Repeat the listing in full, exactly as it stands.
** START Information supplied **
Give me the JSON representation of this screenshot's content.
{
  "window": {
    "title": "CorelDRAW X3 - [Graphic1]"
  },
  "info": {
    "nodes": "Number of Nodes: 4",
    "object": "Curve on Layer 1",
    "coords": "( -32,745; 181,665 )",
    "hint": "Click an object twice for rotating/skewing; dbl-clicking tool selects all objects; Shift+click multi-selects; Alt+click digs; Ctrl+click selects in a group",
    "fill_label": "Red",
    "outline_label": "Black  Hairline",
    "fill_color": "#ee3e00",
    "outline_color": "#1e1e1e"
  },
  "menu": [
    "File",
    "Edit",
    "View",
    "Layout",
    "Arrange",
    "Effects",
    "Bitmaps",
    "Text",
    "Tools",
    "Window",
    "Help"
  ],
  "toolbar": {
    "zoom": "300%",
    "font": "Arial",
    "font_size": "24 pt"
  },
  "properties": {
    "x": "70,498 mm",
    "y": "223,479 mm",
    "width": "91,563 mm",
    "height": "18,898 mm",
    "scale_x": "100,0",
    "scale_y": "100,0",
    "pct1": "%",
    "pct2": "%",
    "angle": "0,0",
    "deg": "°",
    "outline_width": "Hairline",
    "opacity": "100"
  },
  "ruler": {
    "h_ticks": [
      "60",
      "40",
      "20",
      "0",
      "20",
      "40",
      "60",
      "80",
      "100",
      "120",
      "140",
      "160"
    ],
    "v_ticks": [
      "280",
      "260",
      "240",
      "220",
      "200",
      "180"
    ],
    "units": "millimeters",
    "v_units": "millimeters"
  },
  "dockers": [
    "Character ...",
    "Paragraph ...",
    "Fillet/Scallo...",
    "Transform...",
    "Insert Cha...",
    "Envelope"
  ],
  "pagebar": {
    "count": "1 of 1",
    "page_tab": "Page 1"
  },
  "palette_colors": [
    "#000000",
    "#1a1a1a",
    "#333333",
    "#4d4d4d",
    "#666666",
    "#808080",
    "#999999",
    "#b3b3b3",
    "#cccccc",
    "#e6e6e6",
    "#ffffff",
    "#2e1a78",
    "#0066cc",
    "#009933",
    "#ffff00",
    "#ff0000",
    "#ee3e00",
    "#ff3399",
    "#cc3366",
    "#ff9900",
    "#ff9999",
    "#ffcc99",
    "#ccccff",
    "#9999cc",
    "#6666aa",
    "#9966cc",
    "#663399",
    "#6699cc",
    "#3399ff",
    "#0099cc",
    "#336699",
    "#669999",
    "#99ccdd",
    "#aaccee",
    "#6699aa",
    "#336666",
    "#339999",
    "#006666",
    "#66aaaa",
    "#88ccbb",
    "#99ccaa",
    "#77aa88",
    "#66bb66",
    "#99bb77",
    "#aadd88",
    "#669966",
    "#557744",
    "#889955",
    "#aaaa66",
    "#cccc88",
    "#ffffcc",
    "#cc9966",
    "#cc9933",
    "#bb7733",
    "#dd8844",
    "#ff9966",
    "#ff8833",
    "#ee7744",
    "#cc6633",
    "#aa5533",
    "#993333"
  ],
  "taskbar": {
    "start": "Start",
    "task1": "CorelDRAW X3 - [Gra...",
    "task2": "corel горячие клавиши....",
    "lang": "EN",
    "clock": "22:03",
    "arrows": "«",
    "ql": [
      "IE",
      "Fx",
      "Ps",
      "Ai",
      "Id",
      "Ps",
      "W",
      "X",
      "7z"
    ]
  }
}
** END Information supplied **
[Expected output]
Give me the JSON representation of this screenshot's content.
{
  "window": {
    "title": "CorelDRAW X3 - [Graphic1]"
  },
  "info": {
    "nodes": "Number of Nodes: 4",
    "object": "Curve on Layer 1",
    "coords": "( -32,745; 181,665 )",
    "hint": "Click an object twice for rotating/skewing; dbl-clicking tool selects all objects; Shift+click multi-selects; Alt+click digs; Ctrl+click selects in a group",
    "fill_label": "Red",
    "outline_label": "Black  Hairline",
    "fill_color": "#ee3e00",
    "outline_color": "#1e1e1e"
  },
  "menu": [
    "File",
    "Edit",
    "View",
    "Layout",
    "Arrange",
    "Effects",
    "Bitmaps",
    "Text",
    "Tools",
    "Window",
    "Help"
  ],
  "toolbar": {
    "zoom": "300%",
    "font": "Arial",
    "font_size": "24 pt"
  },
  "properties": {
    "x": "70,498 mm",
    "y": "223,479 mm",
    "width": "91,563 mm",
    "height": "18,898 mm",
    "scale_x": "100,0",
    "scale_y": "100,0",
    "pct1": "%",
    "pct2": "%",
    "angle": "0,0",
    "deg": "°",
    "outline_width": "Hairline",
    "opacity": "100"
  },
  "ruler": {
    "h_ticks": [
      "60",
      "40",
      "20",
      "0",
      "20",
      "40",
      "60",
      "80",
      "100",
      "120",
      "140",
      "160"
    ],
    "v_ticks": [
      "280",
      "260",
      "240",
      "220",
      "200",
      "180"
    ],
    "units": "millimeters",
    "v_units": "millimeters"
  },
  "dockers": [
    "Character ...",
    "Paragraph ...",
    "Fillet/Scallo...",
    "Transform...",
    "Insert Cha...",
    "Envelope"
  ],
  "pagebar": {
    "count": "1 of 1",
    "page_tab": "Page 1"
  },
  "palette_colors": [
    "#000000",
    "#1a1a1a",
    "#333333",
    "#4d4d4d",
    "#666666",
    "#808080",
    "#999999",
    "#b3b3b3",
    "#cccccc",
    "#e6e6e6",
    "#ffffff",
    "#2e1a78",
    "#0066cc",
    "#009933",
    "#ffff00",
    "#ff0000",
    "#ee3e00",
    "#ff3399",
    "#cc3366",
    "#ff9900",
    "#ff9999",
    "#ffcc99",
    "#ccccff",
    "#9999cc",
    "#6666aa",
    "#9966cc",
    "#663399",
    "#6699cc",
    "#3399ff",
    "#0099cc",
    "#336699",
    "#669999",
    "#99ccdd",
    "#aaccee",
    "#6699aa",
    "#336666",
    "#339999",
    "#006666",
    "#66aaaa",
    "#88ccbb",
    "#99ccaa",
    "#77aa88",
    "#66bb66",
    "#99bb77",
    "#aadd88",
    "#669966",
    "#557744",
    "#889955",
    "#aaaa66",
    "#cccc88",
    "#ffffcc",
    "#cc9966",
    "#cc9933",
    "#bb7733",
    "#dd8844",
    "#ff9966",
    "#ff8833",
    "#ee7744",
    "#cc6633",
    "#aa5533",
    "#993333"
  ],
  "taskbar": {
    "start": "Start",
    "task1": "CorelDRAW X3 - [Gra...",
    "task2": "corel горячие клавиши....",
    "lang": "EN",
    "clock": "22:03",
    "arrows": "«",
    "ql": [
      "IE",
      "Fx",
      "Ps",
      "Ai",
      "Id",
      "Ps",
      "W",
      "X",
      "7z"
    ]
  }
}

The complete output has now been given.